▶ [Problem to work on]:
Answer with the number of lines in the listing below that contain the word "以上几种虚拟货币为近两年国外传入的新型传销骗局", and nothing else.

▶ [Data to process]:

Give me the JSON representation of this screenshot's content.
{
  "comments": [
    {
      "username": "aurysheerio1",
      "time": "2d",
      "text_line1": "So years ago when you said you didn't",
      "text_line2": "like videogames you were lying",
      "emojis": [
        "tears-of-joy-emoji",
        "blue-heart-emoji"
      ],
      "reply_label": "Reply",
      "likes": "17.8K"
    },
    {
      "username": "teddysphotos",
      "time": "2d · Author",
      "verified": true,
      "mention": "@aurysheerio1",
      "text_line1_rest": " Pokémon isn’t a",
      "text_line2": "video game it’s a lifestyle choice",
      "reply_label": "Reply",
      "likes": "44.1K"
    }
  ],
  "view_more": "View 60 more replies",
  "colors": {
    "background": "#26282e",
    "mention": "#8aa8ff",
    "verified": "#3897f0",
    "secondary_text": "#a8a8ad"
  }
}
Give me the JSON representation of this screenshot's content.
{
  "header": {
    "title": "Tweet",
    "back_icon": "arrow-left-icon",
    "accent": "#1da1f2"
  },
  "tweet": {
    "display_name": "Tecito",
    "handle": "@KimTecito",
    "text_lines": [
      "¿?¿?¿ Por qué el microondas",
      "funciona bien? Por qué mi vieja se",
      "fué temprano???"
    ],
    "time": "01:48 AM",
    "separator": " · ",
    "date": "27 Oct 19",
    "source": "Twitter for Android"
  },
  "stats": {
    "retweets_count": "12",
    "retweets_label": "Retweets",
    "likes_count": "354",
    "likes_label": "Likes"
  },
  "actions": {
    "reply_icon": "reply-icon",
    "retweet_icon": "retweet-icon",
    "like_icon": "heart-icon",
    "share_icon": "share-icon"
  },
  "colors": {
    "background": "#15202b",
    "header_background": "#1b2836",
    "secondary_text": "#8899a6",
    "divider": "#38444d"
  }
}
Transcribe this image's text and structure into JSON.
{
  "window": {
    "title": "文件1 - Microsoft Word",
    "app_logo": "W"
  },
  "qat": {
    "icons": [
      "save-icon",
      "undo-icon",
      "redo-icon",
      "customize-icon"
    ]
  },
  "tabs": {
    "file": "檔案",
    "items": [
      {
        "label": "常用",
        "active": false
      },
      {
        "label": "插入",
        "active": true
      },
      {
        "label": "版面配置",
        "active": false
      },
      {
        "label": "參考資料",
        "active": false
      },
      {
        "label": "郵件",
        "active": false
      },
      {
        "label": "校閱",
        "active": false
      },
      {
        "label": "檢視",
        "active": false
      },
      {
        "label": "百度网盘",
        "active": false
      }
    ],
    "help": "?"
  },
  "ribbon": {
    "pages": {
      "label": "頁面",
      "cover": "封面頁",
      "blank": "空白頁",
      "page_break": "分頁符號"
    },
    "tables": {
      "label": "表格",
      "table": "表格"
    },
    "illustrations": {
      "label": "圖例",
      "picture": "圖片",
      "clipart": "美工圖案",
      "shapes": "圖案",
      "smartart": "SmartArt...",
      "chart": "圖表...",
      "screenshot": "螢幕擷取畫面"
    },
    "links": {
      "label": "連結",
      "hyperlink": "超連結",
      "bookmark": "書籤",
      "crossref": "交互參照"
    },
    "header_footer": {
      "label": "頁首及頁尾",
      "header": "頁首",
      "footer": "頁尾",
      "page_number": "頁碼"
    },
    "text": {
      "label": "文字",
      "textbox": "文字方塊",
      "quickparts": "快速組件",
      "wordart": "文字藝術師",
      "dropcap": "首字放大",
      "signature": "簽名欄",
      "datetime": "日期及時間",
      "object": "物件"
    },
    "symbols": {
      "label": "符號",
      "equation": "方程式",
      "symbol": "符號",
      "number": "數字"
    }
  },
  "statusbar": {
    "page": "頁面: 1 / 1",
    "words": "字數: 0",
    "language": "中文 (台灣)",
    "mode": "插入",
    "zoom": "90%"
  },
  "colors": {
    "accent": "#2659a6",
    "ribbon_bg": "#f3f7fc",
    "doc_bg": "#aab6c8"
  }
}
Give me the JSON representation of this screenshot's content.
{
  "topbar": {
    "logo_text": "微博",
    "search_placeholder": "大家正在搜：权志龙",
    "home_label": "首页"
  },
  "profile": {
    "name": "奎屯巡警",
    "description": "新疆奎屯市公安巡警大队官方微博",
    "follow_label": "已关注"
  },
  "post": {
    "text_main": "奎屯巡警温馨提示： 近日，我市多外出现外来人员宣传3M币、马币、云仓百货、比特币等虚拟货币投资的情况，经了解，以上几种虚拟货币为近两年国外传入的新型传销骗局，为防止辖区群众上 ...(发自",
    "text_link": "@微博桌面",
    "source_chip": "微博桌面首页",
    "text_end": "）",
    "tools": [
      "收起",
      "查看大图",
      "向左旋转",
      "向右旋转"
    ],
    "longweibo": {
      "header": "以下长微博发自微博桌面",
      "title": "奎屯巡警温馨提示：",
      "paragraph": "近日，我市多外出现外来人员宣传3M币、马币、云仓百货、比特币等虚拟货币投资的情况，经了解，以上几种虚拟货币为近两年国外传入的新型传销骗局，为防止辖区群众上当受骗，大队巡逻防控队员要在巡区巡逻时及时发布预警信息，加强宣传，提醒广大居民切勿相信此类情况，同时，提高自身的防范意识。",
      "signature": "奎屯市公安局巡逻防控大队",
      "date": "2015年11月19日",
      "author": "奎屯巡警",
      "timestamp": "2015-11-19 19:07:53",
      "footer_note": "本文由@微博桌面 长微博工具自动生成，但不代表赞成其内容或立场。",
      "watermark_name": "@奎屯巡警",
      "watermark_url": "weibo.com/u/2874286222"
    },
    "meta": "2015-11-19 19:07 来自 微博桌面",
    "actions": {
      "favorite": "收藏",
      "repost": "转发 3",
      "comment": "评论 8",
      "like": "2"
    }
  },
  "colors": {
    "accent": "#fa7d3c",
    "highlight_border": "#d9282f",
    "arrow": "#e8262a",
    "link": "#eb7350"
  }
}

▶ [Exercise result]:
2